> **PROBLEM STATEMENT**
Print the whole listing exactly.

> **GIVEN RECORDS**
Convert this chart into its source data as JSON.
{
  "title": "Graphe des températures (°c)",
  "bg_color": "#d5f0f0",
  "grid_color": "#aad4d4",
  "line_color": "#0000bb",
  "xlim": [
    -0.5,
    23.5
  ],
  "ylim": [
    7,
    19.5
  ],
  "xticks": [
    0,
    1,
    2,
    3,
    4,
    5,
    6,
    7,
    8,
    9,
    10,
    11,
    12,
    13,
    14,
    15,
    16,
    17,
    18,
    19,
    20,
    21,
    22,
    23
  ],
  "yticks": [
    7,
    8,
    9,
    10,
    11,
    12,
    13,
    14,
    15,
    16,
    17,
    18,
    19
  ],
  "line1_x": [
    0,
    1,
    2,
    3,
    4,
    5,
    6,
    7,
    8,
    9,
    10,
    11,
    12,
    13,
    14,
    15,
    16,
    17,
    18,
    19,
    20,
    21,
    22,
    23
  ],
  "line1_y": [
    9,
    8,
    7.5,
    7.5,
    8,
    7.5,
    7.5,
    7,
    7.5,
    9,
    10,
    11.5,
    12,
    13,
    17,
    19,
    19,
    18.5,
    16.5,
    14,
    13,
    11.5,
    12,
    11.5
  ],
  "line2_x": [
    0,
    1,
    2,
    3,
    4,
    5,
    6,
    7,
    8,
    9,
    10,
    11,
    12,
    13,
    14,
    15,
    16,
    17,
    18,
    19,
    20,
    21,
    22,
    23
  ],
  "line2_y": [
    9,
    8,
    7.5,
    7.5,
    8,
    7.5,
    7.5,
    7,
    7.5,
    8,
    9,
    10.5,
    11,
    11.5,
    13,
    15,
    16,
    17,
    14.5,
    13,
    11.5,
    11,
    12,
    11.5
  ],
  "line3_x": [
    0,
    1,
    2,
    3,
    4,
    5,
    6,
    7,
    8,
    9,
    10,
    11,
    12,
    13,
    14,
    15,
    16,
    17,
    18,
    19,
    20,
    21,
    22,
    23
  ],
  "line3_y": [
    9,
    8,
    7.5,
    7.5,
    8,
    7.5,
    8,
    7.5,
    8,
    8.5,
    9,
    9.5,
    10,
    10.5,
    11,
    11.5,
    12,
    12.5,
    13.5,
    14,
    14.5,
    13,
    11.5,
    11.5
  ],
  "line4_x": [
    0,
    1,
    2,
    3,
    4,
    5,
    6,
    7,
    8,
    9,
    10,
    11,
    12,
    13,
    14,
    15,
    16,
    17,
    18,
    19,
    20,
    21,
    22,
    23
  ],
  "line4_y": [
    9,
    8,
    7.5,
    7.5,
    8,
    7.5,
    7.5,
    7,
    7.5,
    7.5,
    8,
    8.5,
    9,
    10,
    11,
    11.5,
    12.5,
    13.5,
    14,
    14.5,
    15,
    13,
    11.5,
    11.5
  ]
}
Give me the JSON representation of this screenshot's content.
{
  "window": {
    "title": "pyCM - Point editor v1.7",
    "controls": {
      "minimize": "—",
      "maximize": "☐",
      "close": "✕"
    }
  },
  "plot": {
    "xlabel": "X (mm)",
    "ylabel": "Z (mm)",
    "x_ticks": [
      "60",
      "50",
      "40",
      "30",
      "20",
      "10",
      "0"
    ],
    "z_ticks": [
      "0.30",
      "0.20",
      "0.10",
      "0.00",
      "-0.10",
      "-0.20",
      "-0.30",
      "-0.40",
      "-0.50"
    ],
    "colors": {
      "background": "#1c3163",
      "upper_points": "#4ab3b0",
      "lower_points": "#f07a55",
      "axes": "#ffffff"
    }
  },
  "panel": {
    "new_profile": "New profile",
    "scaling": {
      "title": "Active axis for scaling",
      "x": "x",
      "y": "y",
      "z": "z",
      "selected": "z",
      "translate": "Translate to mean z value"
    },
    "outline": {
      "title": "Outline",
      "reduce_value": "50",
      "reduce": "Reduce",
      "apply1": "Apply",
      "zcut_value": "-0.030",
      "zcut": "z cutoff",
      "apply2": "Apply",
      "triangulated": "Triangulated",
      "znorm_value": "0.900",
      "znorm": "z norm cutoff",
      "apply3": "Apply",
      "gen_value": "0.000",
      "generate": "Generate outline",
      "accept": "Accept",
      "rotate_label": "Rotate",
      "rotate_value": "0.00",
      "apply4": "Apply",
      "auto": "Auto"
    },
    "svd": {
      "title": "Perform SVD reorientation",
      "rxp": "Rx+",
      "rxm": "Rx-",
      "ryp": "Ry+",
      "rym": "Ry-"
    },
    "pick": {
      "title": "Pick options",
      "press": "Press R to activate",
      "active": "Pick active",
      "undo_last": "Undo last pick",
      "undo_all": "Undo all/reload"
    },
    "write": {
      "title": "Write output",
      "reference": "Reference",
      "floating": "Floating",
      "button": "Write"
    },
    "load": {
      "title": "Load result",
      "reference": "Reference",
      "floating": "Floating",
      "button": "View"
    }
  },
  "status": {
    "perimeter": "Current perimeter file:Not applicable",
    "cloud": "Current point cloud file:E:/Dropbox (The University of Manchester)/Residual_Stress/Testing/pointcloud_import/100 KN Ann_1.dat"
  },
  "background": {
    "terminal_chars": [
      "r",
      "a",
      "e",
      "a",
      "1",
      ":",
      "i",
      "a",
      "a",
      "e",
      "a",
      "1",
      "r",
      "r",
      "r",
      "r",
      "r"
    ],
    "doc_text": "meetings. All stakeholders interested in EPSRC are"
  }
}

> **FULL OUTPUT**
Convert this chart into its source data as JSON.
{
  "title": "Graphe des températures (°c)",
  "bg_color": "#d5f0f0",
  "grid_color": "#aad4d4",
  "line_color": "#0000bb",
  "xlim": [
    -0.5,
    23.5
  ],
  "ylim": [
    7,
    19.5
  ],
  "xticks": [
    0,
    1,
    2,
    3,
    4,
    5,
    6,
    7,
    8,
    9,
    10,
    11,
    12,
    13,
    14,
    15,
    16,
    17,
    18,
    19,
    20,
    21,
    22,
    23
  ],
  "yticks": [
    7,
    8,
    9,
    10,
    11,
    12,
    13,
    14,
    15,
    16,
    17,
    18,
    19
  ],
  "line1_x": [
    0,
    1,
    2,
    3,
    4,
    5,
    6,
    7,
    8,
    9,
    10,
    11,
    12,
    13,
    14,
    15,
    16,
    17,
    18,
    19,
    20,
    21,
    22,
    23
  ],
  "line1_y": [
    9,
    8,
    7.5,
    7.5,
    8,
    7.5,
    7.5,
    7,
    7.5,
    9,
    10,
    11.5,
    12,
    13,
    17,
    19,
    19,
    18.5,
    16.5,
    14,
    13,
    11.5,
    12,
    11.5
  ],
  "line2_x": [
    0,
    1,
    2,
    3,
    4,
    5,
    6,
    7,
    8,
    9,
    10,
    11,
    12,
    13,
    14,
    15,
    16,
    17,
    18,
    19,
    20,
    21,
    22,
    23
  ],
  "line2_y": [
    9,
    8,
    7.5,
    7.5,
    8,
    7.5,
    7.5,
    7,
    7.5,
    8,
    9,
    10.5,
    11,
    11.5,
    13,
    15,
    16,
    17,
    14.5,
    13,
    11.5,
    11,
    12,
    11.5
  ],
  "line3_x": [
    0,
    1,
    2,
    3,
    4,
    5,
    6,
    7,
    8,
    9,
    10,
    11,
    12,
    13,
    14,
    15,
    16,
    17,
    18,
    19,
    20,
    21,
    22,
    23
  ],
  "line3_y": [
    9,
    8,
    7.5,
    7.5,
    8,
    7.5,
    8,
    7.5,
    8,
    8.5,
    9,
    9.5,
    10,
    10.5,
    11,
    11.5,
    12,
    12.5,
    13.5,
    14,
    14.5,
    13,
    11.5,
    11.5
  ],
  "line4_x": [
    0,
    1,
    2,
    3,
    4,
    5,
    6,
    7,
    8,
    9,
    10,
    11,
    12,
    13,
    14,
    15,
    16,
    17,
    18,
    19,
    20,
    21,
    22,
    23
  ],
  "line4_y": [
    9,
    8,
    7.5,
    7.5,
    8,
    7.5,
    7.5,
    7,
    7.5,
    7.5,
    8,
    8.5,
    9,
    10,
    11,
    11.5,
    12.5,
    13.5,
    14,
    14.5,
    15,
    13,
    11.5,
    11.5
  ]
}
Give me the JSON representation of this screenshot's content.
{
  "window": {
    "title": "pyCM - Point editor v1.7",
    "controls": {
      "minimize": "—",
      "maximize": "☐",
      "close": "✕"
    }
  },
  "plot": {
    "xlabel": "X (mm)",
    "ylabel": "Z (mm)",
    "x_ticks": [
      "60",
      "50",
      "40",
      "30",
      "20",
      "10",
      "0"
    ],
    "z_ticks": [
      "0.30",
      "0.20",
      "0.10",
      "0.00",
      "-0.10",
      "-0.20",
      "-0.30",
      "-0.40",
      "-0.50"
    ],
    "colors": {
      "background": "#1c3163",
      "upper_points": "#4ab3b0",
      "lower_points": "#f07a55",
      "axes": "#ffffff"
    }
  },
  "panel": {
    "new_profile": "New profile",
    "scaling": {
      "title": "Active axis for scaling",
      "x": "x",
      "y": "y",
      "z": "z",
      "selected": "z",
      "translate": "Translate to mean z value"
    },
    "outline": {
      "title": "Outline",
      "reduce_value": "50",
      "reduce": "Reduce",
      "apply1": "Apply",
      "zcut_value": "-0.030",
      "zcut": "z cutoff",
      "apply2": "Apply",
      "triangulated": "Triangulated",
      "znorm_value": "0.900",
      "znorm": "z norm cutoff",
      "apply3": "Apply",
      "gen_value": "0.000",
      "generate": "Generate outline",
      "accept": "Accept",
      "rotate_label": "Rotate",
      "rotate_value": "0.00",
      "apply4": "Apply",
      "auto": "Auto"
    },
    "svd": {
      "title": "Perform SVD reorientation",
      "rxp": "Rx+",
      "rxm": "Rx-",
      "ryp": "Ry+",
      "rym": "Ry-"
    },
    "pick": {
      "title": "Pick options",
      "press": "Press R to activate",
      "active": "Pick active",
      "undo_last": "Undo last pick",
      "undo_all": "Undo all/reload"
    },
    "write": {
      "title": "Write output",
      "reference": "Reference",
      "floating": "Floating",
      "button": "Write"
    },
    "load": {
      "title": "Load result",
      "reference": "Reference",
      "floating": "Floating",
      "button": "View"
    }
  },
  "status": {
    "perimeter": "Current perimeter file:Not applicable",
    "cloud": "Current point cloud file:E:/Dropbox (The University of Manchester)/Residual_Stress/Testing/pointcloud_import/100 KN Ann_1.dat"
  },
  "background": {
    "terminal_chars": [
      "r",
      "a",
      "e",
      "a",
      "1",
      ":",
      "i",
      "a",
      "a",
      "e",
      "a",
      "1",
      "r",
      "r",
      "r",
      "r",
      "r"
    ],
    "doc_text": "meetings. All stakeholders interested in EPSRC are"
  }
}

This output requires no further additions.